- YOUR GOAL: Transcribe every line of the records verbatim.

· · ·

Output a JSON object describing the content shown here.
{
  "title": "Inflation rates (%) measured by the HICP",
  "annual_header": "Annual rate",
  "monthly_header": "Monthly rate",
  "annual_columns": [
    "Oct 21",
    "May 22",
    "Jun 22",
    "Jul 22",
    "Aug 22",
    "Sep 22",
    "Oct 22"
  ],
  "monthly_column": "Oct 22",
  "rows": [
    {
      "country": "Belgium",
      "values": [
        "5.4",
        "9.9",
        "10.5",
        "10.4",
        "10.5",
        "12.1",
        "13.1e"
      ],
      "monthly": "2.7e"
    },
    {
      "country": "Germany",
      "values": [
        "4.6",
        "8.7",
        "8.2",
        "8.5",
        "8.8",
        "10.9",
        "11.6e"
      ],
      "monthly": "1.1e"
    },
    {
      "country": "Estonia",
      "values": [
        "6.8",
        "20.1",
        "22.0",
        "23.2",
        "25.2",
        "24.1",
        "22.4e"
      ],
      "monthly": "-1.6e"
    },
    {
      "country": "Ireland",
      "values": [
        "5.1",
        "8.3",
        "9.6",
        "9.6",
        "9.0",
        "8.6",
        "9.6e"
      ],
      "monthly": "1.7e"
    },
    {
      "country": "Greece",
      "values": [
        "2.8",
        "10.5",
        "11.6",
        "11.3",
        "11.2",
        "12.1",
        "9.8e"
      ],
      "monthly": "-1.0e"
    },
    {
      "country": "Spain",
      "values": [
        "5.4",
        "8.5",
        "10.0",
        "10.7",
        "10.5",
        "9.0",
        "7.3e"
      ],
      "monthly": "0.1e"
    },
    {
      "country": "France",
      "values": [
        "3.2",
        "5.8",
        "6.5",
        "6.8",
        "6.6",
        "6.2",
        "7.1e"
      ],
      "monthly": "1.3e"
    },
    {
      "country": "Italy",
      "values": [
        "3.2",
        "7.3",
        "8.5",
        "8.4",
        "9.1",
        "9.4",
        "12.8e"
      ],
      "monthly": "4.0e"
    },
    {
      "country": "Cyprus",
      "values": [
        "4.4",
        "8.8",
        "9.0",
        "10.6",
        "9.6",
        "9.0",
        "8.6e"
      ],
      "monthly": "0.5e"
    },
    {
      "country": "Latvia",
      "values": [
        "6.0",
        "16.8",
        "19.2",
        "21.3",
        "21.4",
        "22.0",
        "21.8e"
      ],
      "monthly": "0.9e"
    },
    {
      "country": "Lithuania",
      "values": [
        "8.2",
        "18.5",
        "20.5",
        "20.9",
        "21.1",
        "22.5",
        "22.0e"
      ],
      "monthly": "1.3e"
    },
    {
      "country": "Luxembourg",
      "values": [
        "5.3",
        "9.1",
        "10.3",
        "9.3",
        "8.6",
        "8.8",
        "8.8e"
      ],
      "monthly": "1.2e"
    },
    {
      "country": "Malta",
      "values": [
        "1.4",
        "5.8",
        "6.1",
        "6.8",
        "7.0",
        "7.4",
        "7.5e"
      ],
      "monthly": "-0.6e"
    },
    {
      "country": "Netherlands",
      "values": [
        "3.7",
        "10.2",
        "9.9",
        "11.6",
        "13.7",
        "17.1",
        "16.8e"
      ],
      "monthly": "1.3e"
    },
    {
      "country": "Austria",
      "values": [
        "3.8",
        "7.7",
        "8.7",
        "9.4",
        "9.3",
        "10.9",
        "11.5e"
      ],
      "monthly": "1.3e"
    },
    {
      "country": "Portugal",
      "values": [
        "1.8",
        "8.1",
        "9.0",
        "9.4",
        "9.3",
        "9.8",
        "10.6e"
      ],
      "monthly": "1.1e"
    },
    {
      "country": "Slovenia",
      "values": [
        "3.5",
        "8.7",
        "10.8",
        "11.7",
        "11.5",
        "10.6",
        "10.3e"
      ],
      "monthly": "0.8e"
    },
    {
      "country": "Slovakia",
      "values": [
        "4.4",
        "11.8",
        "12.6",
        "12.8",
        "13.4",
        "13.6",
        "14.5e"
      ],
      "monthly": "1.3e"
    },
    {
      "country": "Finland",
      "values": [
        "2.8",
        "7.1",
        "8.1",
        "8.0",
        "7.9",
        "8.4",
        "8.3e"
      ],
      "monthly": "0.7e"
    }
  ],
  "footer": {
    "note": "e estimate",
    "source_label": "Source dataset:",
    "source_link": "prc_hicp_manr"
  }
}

· · ·

- WRITTEN ANSWER:
Output a JSON object describing the content shown here.
{
  "title": "Inflation rates (%) measured by the HICP",
  "annual_header": "Annual rate",
  "monthly_header": "Monthly rate",
  "annual_columns": [
    "Oct 21",
    "May 22",
    "Jun 22",
    "Jul 22",
    "Aug 22",
    "Sep 22",
    "Oct 22"
  ],
  "monthly_column": "Oct 22",
  "rows": [
    {
      "country": "Belgium",
      "values": [
        "5.4",
        "9.9",
        "10.5",
        "10.4",
        "10.5",
        "12.1",
        "13.1e"
      ],
      "monthly": "2.7e"
    },
    {
      "country": "Germany",
      "values": [
        "4.6",
        "8.7",
        "8.2",
        "8.5",
        "8.8",
        "10.9",
        "11.6e"
      ],
      "monthly": "1.1e"
    },
    {
      "country": "Estonia",
      "values": [
        "6.8",
        "20.1",
        "22.0",
        "23.2",
        "25.2",
        "24.1",
        "22.4e"
      ],
      "monthly": "-1.6e"
    },
    {
      "country": "Ireland",
      "values": [
        "5.1",
        "8.3",
        "9.6",
        "9.6",
        "9.0",
        "8.6",
        "9.6e"
      ],
      "monthly": "1.7e"
    },
    {
      "country": "Greece",
      "values": [
        "2.8",
        "10.5",
        "11.6",
        "11.3",
        "11.2",
        "12.1",
        "9.8e"
      ],
      "monthly": "-1.0e"
    },
    {
      "country": "Spain",
      "values": [
        "5.4",
        "8.5",
        "10.0",
        "10.7",
        "10.5",
        "9.0",
        "7.3e"
      ],
      "monthly": "0.1e"
    },
    {
      "country": "France",
      "values": [
        "3.2",
        "5.8",
        "6.5",
        "6.8",
        "6.6",
        "6.2",
        "7.1e"
      ],
      "monthly": "1.3e"
    },
    {
      "country": "Italy",
      "values": [
        "3.2",
        "7.3",
        "8.5",
        "8.4",
        "9.1",
        "9.4",
        "12.8e"
      ],
      "monthly": "4.0e"
    },
    {
      "country": "Cyprus",
      "values": [
        "4.4",
        "8.8",
        "9.0",
        "10.6",
        "9.6",
        "9.0",
        "8.6e"
      ],
      "monthly": "0.5e"
    },
    {
      "country": "Latvia",
      "values": [
        "6.0",
        "16.8",
        "19.2",
        "21.3",
        "21.4",
        "22.0",
        "21.8e"
      ],
      "monthly": "0.9e"
    },
    {
      "country": "Lithuania",
      "values": [
        "8.2",
        "18.5",
        "20.5",
        "20.9",
        "21.1",
        "22.5",
        "22.0e"
      ],
      "monthly": "1.3e"
    },
    {
      "country": "Luxembourg",
      "values": [
        "5.3",
        "9.1",
        "10.3",
        "9.3",
        "8.6",
        "8.8",
        "8.8e"
      ],
      "monthly": "1.2e"
    },
    {
      "country": "Malta",
      "values": [
        "1.4",
        "5.8",
        "6.1",
        "6.8",
        "7.0",
        "7.4",
        "7.5e"
      ],
      "monthly": "-0.6e"
    },
    {
      "country": "Netherlands",
      "values": [
        "3.7",
        "10.2",
        "9.9",
        "11.6",
        "13.7",
        "17.1",
        "16.8e"
      ],
      "monthly": "1.3e"
    },
    {
      "country": "Austria",
      "values": [
        "3.8",
        "7.7",
        "8.7",
        "9.4",
        "9.3",
        "10.9",
        "11.5e"
      ],
      "monthly": "1.3e"
    },
    {
      "country": "Portugal",
      "values": [
        "1.8",
        "8.1",
        "9.0",
        "9.4",
        "9.3",
        "9.8",
        "10.6e"
      ],
      "monthly": "1.1e"
    },
    {
      "country": "Slovenia",
      "values": [
        "3.5",
        "8.7",
        "10.8",
        "11.7",
        "11.5",
        "10.6",
        "10.3e"
      ],
      "monthly": "0.8e"
    },
    {
      "country": "Slovakia",
      "values": [
        "4.4",
        "11.8",
        "12.6",
        "12.8",
        "13.4",
        "13.6",
        "14.5e"
      ],
      "monthly": "1.3e"
    },
    {
      "country": "Finland",
      "values": [
        "2.8",
        "7.1",
        "8.1",
        "8.0",
        "7.9",
        "8.4",
        "8.3e"
      ],
      "monthly": "0.7e"
    }
  ],
  "footer": {
    "note": "e estimate",
    "source_label": "Source dataset:",
    "source_link": "prc_hicp_manr"
  }
}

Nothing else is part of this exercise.